Al Farrow is an equal-opportunity social critic. His religious edifices and objects include mosques, synagogues, cathedrals, rural-American churches, weaponized menorahs, and barbed parodies of Catholic reliquaries. He presents viewers with a Dreidel constructed from five high-caliber bullets, and a reliquary containing the enshrined “Trigger Finger of Santo Guerro.”
Al is fierce in his condemnation of self-righteous, religiously-driven violence; he is at the same time a remarkably kind and generous man. I feel privileged to know him as a friend, and I am delighted to have this opportunity to introduce his work to the community of artists in Maine.
Al Farrow – Text for Maine Arts Journal, November 2019
What do you think is the role of the POLITICAL in your art?
I think of my art as social commentary rather than political. My main purpose is to get the viewer to think about the symbols, materials, and unusual juxtapositions they are confronted with and hopefully lead them to think about the relationship between war and religion. I am not trying to lead the viewer to any particular conclusions, just to get them to think. I think art that is purely political risks being written off as propaganda.
We are asking you to share your ideas about how—and how deeply—political concerns play a role in the art you produce and how you present it to the world. Here are some questions to start you thinking:
While my art is considered political by many, my personal concerns are to provoke thought and perhaps personal investigation into one’s own attitudes.
Do you consider art as refuge OR soap box/cultural canary/conscience/satire?

◆ DIRECTIVES:
a: Print the listing lines verbatim, beginning at the line that has "chart-svg: 0 10" and stopping after the one that has "curcumin-l2: Jednak to".
b: Pick up the passage on Al Farrow's art where it stops and keep writing.

◆ RECORDS SHOWN:
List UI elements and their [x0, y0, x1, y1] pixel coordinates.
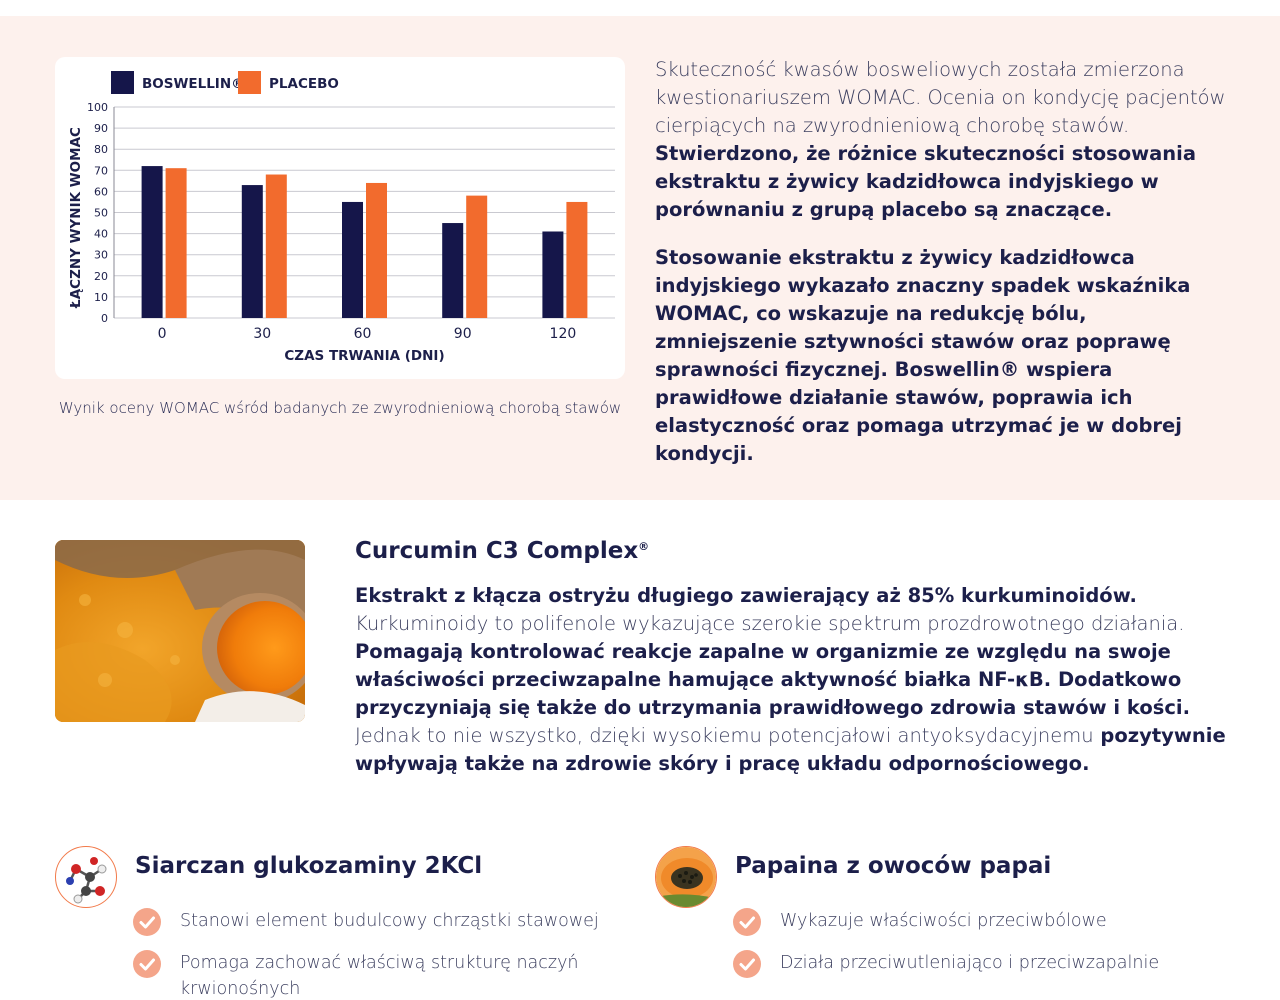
chart-svg: 0 10 20 30 40 50 60 70 80 90 100 0 30 60 90 120 CZAS TRW… [68, 71, 615, 364]
papaya-icon [655, 846, 717, 908]
y-tick-label: 60 [94, 185, 108, 198]
curcumin-b1: Ekstrakt z kłącza ostryżu długiego zawie… [355, 584, 1137, 607]
check-icon [733, 908, 761, 936]
feature-glucosamine-title: Siarczan glukozaminy 2KCl [135, 853, 483, 879]
legend-label: PLACEBO [269, 76, 339, 92]
womac-p1-bold: Stwierdzono, że różnice skuteczności sto… [655, 142, 1197, 221]
molecule-icon [55, 846, 117, 908]
womac-paragraph-1: Skuteczność kwasów bosweliowych została … [655, 56, 1230, 224]
curcumin-b2: Pomagają kontrolować reakcje zapalne w o… [355, 640, 1190, 719]
bar-placebo [566, 201, 588, 318]
list-item: Stanowi element budulcowy chrząstki staw… [133, 908, 613, 936]
list-item: Wykazuje właściwości przeciwbólowe [733, 908, 1213, 936]
y-tick-label: 20 [94, 270, 108, 283]
y-tick-label: 40 [94, 228, 108, 241]
y-tick-label: 90 [94, 122, 108, 135]
legend-swatch [111, 71, 134, 94]
chart-caption: Wynik oceny WOMAC wśród badanych ze zwyr… [58, 399, 622, 417]
curcumin-b3: pozytywnie wpływają także na zdrowie skó… [355, 724, 1226, 775]
list-item-text: Działa przeciwutleniająco i przeciwzapal… [780, 953, 1160, 973]
bar-placebo [366, 182, 387, 318]
curcumin-l1: Kurkuminoidy to polifenole wykazujące sz… [355, 612, 1185, 635]
y-tick-label: 100 [87, 101, 108, 114]
registered-mark: ® [638, 540, 650, 553]
y-axis-title: ŁĄCZNY WYNIK WOMAC [68, 127, 84, 309]
legend-label: BOSWELLIN® [142, 76, 245, 92]
x-axis-title: CZAS TRWANIA (DNI) [284, 348, 444, 364]
y-tick-label: 0 [101, 312, 108, 325]
womac-p1-light: Skuteczność kwasów bosweliowych została … [655, 58, 1226, 137]
y-tick-label: 70 [94, 164, 108, 177]
bar-placebo [466, 195, 488, 318]
x-tick-label: 90 [454, 326, 472, 342]
list-item: Pomaga zachować właściwą strukturę naczy… [133, 950, 613, 1000]
x-tick-label: 60 [354, 326, 372, 342]
check-icon [133, 908, 161, 936]
y-tick-label: 30 [94, 249, 108, 262]
x-tick-label: 0 [158, 326, 167, 342]
y-tick-label: 80 [94, 143, 108, 156]
y-tick-label: 10 [94, 291, 108, 304]
legend-swatch [238, 71, 261, 94]
bar-boswellin [241, 185, 263, 318]
curcumin-l2: Jednak to nie wszystko, dzięki wysokiemu… [355, 724, 1094, 747]
curcumin-description: Ekstrakt z kłącza ostryżu długiego zawie… [355, 582, 1235, 778]
check-icon [733, 950, 761, 978]
womac-paragraph-2: Stosowanie ekstraktu z żywicy kadzidłowc… [655, 246, 1191, 465]
womac-description: Skuteczność kwasów bosweliowych została … [655, 56, 1230, 488]
list-item: Działa przeciwutleniająco i przeciwzapal… [733, 950, 1213, 978]
check-icon [133, 950, 161, 978]
turmeric-image [55, 540, 305, 722]
y-tick-label: 50 [94, 207, 108, 220]
bar-boswellin [542, 231, 564, 318]
list-item-text: Stanowi element budulcowy chrząstki staw… [180, 911, 599, 931]
list-item-text: Pomaga zachować właściwą strukturę naczy… [180, 953, 579, 999]
x-tick-label: 120 [550, 326, 577, 342]
feature-glucosamine-list: Stanowi element budulcowy chrząstki staw… [133, 908, 613, 1000]
bar-placebo [165, 168, 187, 318]
bar-placebo [265, 174, 287, 318]
bar-boswellin [442, 223, 464, 318]
curcumin-title-text: Curcumin C3 Complex [355, 538, 639, 564]
feature-papain-list: Wykazuje właściwości przeciwbólowe Dział… [733, 908, 1213, 992]
bar-boswellin [342, 201, 363, 318]
list-item-text: Wykazuje właściwości przeciwbólowe [780, 911, 1107, 931]
bar-boswellin [141, 166, 163, 318]
womac-chart: 0 10 20 30 40 50 60 70 80 90 100 0 30 60 90 120 CZAS TRW… [55, 57, 625, 379]
feature-papain-title: Papaina z owoców papai [735, 853, 1052, 879]
curcumin-title: Curcumin C3 Complex® [355, 538, 649, 564]
x-tick-label: 30 [253, 326, 271, 342]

◆ RESULTS OF THE TASKS:
a:
chart-svg: 0 10 20 30 40 50 60 70 80 90 100 0 30 60 90 120 CZAS TRW… [68, 71, 615, 364]
papaya-icon [655, 846, 717, 908]
y-tick-label: 60 [94, 185, 108, 198]
curcumin-b1: Ekstrakt z kłącza ostryżu długiego zawie… [355, 584, 1137, 607]
check-icon [733, 908, 761, 936]
feature-glucosamine-title: Siarczan glukozaminy 2KCl [135, 853, 483, 879]
legend-label: PLACEBO [269, 76, 339, 92]
womac-p1-bold: Stwierdzono, że różnice skuteczności sto… [655, 142, 1197, 221]
molecule-icon [55, 846, 117, 908]
womac-paragraph-1: Skuteczność kwasów bosweliowych została … [655, 56, 1230, 224]
curcumin-b2: Pomagają kontrolować reakcje zapalne w o… [355, 640, 1190, 719]
bar-placebo [566, 201, 588, 318]
list-item: Stanowi element budulcowy chrząstki staw… [133, 908, 613, 936]
list-item: Wykazuje właściwości przeciwbólowe [733, 908, 1213, 936]
y-tick-label: 20 [94, 270, 108, 283]
y-tick-label: 40 [94, 228, 108, 241]
y-tick-label: 90 [94, 122, 108, 135]
legend-swatch [111, 71, 134, 94]
chart-caption: Wynik oceny WOMAC wśród badanych ze zwyr… [58, 399, 622, 417]
curcumin-b3: pozytywnie wpływają także na zdrowie skó… [355, 724, 1226, 775]
list-item-text: Działa przeciwutleniająco i przeciwzapal… [780, 953, 1160, 973]
bar-placebo [366, 182, 387, 318]
curcumin-l1: Kurkuminoidy to polifenole wykazujące sz… [355, 612, 1185, 635]
y-tick-label: 100 [87, 101, 108, 114]
registered-mark: ® [638, 540, 650, 553]
y-axis-title: ŁĄCZNY WYNIK WOMAC [68, 127, 84, 309]
legend-label: BOSWELLIN® [142, 76, 245, 92]
x-axis-title: CZAS TRWANIA (DNI) [284, 348, 444, 364]
y-tick-label: 0 [101, 312, 108, 325]
womac-p1-light: Skuteczność kwasów bosweliowych została … [655, 58, 1226, 137]
y-tick-label: 70 [94, 164, 108, 177]
bar-placebo [466, 195, 488, 318]
x-tick-label: 90 [454, 326, 472, 342]
list-item: Pomaga zachować właściwą strukturę naczy… [133, 950, 613, 1000]
x-tick-label: 60 [354, 326, 372, 342]
check-icon [133, 908, 161, 936]
y-tick-label: 30 [94, 249, 108, 262]
x-tick-label: 0 [158, 326, 167, 342]
y-tick-label: 80 [94, 143, 108, 156]
y-tick-label: 10 [94, 291, 108, 304]
legend-swatch [238, 71, 261, 94]
bar-boswellin [241, 185, 263, 318]
curcumin-l2: Jednak to nie wszystko, dzięki wysokiemu… [355, 724, 1094, 747]

b:
Art is certainly a refuge for the artist. It can also be a cultural canary, giving the viewer something to think about, perhaps guiding the viewer into thoughts they hadn’t considered before.
Do you see art as escape or engagement?
My art is most certainly about engagement. The sculptures I make are intensely detailed and highly crafted. This tends to hold people’s attention and they spend a lot of time discovering things and making connections about the imagery. In a personal context, I can escape the world around me by making art.
For you, is art about transcendence or does it keep you in the fray?
I see myself as outside the fray, but I have hopes that the viewing public has a transcendent experience.
Do you employ your art as a vehicle for cultural critique?
Absolutely! I see myself as a cultural critic yet I am not demeaning my subjects (the various religions). I am illustrating the involvement of the various religions in war efforts. I treat all religions equally and with respect for their traditions. I feel quite strongly that aiming for a place that is interpretive rather than specific is more effective in reaching into the viewers mind.
To what extent do your political concerns appear in your art?
My political concerns are woven into the entire effort, but I don’t try to lead the viewer to any particular place and certainly not to my personal beliefs. I hope to lead the viewers to themselves in order to encourage them to think about where they actually fit in this larger equation of what role their religion plays in war.
To what extent do your moral concerns act as your artistic muse?
My moral concerns are what motivates my entire effort as an artist. I have devoted my life’s work to social commentary.
Do you work from a political/moral/spiritual base? Are these fundamentally different or separate? Do they overlap in your art?
I think the political, moral, and spiritual all inform my artwork in overlapping ways. I leave my personal spirituality out in specific form but it is a guiding force. The political is inferred, not obvious as to any particular point of view. The moral is the position I am coming from.
How do you think of visual culture? Is it part of the general cultural stream, or does it have a moral/political voice?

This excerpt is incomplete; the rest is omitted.